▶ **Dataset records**
□ □ □
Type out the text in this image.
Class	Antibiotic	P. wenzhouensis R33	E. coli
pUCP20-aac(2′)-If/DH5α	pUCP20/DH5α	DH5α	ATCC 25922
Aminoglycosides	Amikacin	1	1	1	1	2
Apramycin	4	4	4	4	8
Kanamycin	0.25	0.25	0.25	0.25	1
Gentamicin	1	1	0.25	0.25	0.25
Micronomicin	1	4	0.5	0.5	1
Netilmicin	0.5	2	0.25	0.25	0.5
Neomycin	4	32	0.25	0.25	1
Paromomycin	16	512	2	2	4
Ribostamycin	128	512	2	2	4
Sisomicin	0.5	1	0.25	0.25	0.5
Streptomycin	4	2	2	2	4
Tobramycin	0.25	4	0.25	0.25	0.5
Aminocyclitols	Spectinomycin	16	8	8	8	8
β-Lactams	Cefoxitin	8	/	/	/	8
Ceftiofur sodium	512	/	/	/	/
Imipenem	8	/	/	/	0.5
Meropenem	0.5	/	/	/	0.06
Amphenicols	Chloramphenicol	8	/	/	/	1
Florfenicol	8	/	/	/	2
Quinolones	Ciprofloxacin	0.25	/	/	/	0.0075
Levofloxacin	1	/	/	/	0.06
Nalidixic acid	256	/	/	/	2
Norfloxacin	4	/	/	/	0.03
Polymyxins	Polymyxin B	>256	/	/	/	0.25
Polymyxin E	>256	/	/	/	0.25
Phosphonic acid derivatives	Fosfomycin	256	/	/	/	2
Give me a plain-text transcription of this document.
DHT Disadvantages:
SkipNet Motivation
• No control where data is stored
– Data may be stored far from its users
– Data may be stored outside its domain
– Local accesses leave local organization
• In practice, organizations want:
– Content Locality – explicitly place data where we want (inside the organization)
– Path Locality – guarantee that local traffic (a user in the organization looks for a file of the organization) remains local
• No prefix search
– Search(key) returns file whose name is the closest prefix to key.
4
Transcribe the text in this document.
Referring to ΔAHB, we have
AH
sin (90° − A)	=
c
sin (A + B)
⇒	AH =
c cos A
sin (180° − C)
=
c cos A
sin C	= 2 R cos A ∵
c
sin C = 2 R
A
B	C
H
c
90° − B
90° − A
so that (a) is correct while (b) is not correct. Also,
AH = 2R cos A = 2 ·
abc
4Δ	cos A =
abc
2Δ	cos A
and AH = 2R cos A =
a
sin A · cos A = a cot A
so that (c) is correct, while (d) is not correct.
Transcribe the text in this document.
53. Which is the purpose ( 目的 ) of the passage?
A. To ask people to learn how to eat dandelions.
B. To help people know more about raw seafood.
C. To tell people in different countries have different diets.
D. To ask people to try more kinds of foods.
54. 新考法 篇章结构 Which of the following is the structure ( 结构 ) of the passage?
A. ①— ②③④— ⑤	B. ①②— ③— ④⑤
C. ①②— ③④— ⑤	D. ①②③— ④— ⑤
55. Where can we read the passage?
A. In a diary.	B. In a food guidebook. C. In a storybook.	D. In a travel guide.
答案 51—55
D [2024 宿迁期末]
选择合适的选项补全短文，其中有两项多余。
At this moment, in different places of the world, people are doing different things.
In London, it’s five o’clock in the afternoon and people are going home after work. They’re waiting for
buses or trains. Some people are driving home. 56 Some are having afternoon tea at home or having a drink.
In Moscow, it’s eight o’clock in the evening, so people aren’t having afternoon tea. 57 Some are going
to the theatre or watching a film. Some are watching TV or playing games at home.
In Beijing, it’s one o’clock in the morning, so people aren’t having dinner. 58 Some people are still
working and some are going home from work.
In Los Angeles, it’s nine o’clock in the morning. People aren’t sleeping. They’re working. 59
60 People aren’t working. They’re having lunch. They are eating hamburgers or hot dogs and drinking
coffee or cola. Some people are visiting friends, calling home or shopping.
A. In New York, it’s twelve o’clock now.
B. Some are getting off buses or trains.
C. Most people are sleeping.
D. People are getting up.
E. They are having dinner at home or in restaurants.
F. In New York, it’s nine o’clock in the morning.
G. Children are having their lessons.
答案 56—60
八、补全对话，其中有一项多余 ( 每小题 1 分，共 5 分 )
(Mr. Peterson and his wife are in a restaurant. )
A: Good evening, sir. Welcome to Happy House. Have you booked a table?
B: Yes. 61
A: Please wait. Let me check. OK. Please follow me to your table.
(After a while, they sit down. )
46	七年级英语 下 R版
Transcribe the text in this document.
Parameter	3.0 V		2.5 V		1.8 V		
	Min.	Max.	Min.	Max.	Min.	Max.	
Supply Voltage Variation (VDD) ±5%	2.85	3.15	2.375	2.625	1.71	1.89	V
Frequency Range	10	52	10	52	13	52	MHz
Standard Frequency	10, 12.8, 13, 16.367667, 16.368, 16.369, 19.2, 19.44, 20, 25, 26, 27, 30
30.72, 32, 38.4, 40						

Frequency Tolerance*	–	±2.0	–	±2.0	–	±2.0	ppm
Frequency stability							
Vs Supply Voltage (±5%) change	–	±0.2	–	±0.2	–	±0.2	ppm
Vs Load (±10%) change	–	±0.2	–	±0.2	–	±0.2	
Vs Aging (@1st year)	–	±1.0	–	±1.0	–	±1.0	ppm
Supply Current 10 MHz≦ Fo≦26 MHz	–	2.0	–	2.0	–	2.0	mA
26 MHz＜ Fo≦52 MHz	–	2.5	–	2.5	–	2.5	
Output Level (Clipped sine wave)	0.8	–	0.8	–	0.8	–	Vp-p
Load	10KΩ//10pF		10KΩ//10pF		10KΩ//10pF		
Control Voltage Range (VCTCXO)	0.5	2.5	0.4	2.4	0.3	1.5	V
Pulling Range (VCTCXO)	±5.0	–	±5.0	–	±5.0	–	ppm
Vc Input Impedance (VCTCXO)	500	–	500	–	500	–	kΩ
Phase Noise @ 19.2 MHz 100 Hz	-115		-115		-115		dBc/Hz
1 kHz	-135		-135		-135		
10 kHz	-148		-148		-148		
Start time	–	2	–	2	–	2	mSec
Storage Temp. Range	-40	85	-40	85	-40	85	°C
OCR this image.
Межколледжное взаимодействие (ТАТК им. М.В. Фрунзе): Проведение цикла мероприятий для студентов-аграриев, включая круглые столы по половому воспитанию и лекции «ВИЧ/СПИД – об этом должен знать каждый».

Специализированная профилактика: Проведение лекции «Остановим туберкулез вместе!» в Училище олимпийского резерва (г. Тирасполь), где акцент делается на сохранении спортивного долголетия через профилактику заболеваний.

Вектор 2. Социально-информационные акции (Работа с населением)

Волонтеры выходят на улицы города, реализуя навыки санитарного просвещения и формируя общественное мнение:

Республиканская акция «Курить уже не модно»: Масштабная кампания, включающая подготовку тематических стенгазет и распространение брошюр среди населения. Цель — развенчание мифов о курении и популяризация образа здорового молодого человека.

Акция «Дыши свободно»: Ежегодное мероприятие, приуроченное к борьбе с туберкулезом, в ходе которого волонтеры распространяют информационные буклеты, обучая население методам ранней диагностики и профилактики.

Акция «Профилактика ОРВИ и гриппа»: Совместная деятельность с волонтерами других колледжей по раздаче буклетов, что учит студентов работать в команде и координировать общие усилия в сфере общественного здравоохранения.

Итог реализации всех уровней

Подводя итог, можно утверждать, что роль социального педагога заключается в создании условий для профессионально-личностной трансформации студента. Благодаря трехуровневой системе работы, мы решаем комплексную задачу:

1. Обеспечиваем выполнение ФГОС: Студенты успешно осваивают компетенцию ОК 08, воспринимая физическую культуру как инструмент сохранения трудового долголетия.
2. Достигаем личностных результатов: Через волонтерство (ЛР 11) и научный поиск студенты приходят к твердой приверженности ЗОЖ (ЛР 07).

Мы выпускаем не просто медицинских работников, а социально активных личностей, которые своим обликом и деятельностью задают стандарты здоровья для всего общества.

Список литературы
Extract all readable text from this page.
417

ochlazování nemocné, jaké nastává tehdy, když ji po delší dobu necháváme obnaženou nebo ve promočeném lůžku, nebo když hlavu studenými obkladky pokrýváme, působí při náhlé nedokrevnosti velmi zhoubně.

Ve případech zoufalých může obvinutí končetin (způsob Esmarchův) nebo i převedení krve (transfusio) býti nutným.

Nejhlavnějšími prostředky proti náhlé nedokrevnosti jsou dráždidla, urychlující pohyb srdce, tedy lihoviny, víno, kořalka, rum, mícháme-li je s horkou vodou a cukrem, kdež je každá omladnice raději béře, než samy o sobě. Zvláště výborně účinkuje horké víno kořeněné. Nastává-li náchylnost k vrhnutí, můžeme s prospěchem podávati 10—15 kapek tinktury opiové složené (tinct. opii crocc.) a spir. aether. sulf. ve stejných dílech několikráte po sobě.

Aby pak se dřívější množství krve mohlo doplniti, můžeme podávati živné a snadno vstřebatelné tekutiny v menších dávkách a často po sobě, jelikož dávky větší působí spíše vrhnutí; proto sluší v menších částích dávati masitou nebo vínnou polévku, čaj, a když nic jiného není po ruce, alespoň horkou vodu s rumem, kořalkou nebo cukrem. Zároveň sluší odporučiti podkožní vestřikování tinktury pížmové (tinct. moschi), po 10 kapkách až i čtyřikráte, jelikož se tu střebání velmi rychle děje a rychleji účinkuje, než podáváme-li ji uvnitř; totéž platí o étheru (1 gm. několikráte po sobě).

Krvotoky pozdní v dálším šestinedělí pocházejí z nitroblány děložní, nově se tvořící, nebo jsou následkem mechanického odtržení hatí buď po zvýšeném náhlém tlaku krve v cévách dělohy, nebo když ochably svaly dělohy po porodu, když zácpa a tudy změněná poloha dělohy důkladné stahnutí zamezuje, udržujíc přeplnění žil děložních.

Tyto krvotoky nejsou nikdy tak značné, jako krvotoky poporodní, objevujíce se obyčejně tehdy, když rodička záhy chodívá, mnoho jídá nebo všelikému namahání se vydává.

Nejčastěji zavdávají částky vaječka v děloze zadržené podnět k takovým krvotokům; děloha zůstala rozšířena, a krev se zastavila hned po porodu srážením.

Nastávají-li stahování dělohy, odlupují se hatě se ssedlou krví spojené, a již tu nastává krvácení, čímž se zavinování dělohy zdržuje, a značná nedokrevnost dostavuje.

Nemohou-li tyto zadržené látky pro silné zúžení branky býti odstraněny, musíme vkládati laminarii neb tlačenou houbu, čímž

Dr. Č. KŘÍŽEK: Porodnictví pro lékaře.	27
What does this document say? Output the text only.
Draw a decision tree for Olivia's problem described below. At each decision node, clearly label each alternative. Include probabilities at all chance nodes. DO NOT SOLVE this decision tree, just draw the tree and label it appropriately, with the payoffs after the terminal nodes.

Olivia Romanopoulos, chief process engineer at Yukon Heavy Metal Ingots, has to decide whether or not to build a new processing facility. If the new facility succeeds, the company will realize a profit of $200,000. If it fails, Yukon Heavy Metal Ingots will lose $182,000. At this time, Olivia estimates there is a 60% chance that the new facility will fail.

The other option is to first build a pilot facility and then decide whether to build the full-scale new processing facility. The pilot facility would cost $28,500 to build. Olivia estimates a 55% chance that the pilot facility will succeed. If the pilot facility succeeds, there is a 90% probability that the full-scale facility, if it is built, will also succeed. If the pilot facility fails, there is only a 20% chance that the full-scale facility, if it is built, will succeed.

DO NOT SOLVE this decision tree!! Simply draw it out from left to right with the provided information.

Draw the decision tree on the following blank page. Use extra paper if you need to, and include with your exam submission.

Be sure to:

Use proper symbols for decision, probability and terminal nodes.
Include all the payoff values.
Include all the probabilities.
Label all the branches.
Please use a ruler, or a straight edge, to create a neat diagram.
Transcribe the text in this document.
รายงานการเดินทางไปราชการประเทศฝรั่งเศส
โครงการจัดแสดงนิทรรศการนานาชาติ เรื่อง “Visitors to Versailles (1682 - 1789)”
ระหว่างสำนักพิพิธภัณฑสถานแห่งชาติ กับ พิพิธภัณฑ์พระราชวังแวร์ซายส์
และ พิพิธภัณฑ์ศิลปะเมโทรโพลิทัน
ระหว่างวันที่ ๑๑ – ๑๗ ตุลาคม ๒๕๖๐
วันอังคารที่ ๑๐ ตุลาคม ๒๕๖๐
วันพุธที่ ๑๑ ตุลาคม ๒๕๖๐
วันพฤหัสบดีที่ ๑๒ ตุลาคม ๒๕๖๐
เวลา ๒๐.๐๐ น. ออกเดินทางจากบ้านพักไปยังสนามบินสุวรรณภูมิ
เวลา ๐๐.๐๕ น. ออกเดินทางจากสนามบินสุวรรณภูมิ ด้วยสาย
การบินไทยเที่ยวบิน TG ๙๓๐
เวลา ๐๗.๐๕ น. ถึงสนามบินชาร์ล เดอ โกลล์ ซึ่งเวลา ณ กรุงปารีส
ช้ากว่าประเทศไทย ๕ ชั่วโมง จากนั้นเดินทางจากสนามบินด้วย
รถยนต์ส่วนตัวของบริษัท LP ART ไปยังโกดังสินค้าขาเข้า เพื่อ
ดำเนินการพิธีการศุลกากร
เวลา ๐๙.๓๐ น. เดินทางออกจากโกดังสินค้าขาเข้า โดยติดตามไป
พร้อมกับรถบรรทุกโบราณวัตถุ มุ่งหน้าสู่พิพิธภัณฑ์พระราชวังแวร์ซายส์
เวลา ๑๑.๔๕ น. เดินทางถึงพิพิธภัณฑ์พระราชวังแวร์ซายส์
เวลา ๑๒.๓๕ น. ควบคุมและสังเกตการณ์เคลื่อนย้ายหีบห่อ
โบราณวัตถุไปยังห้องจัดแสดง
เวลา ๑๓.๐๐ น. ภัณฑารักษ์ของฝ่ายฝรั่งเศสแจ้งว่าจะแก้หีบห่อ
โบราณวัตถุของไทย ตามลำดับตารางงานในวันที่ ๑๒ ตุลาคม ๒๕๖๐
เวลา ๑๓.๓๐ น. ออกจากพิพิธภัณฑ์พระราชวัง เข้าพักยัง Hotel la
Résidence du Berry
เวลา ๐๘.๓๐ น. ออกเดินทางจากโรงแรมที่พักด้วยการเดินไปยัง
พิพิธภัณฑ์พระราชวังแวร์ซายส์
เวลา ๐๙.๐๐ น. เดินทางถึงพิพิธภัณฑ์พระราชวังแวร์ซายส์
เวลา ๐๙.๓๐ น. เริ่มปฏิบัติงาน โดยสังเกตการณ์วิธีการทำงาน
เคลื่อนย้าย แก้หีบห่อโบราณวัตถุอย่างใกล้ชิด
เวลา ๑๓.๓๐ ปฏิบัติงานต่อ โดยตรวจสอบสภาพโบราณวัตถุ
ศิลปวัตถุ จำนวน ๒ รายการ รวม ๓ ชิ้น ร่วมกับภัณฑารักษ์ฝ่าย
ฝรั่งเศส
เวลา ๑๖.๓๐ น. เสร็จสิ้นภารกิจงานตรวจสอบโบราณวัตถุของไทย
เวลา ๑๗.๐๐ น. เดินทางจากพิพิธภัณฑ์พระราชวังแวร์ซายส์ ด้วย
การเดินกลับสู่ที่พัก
□ □ □
Pick out, from the lines above, every one that contains the string "clock".

▶ **The result**
In London, it’s five o’clock in the afternoon and people are going home after work. They’re waiting for
In Moscow, it’s eight o’clock in the evening, so people aren’t having afternoon tea. 57 Some are going
In Beijing, it’s one o’clock in the morning, so people aren’t having dinner. 58 Some people are still
In Los Angeles, it’s nine o’clock in the morning. People aren’t sleeping. They’re working. 59
A. In New York, it’s twelve o’clock now.
F. In New York, it’s nine o’clock in the morning.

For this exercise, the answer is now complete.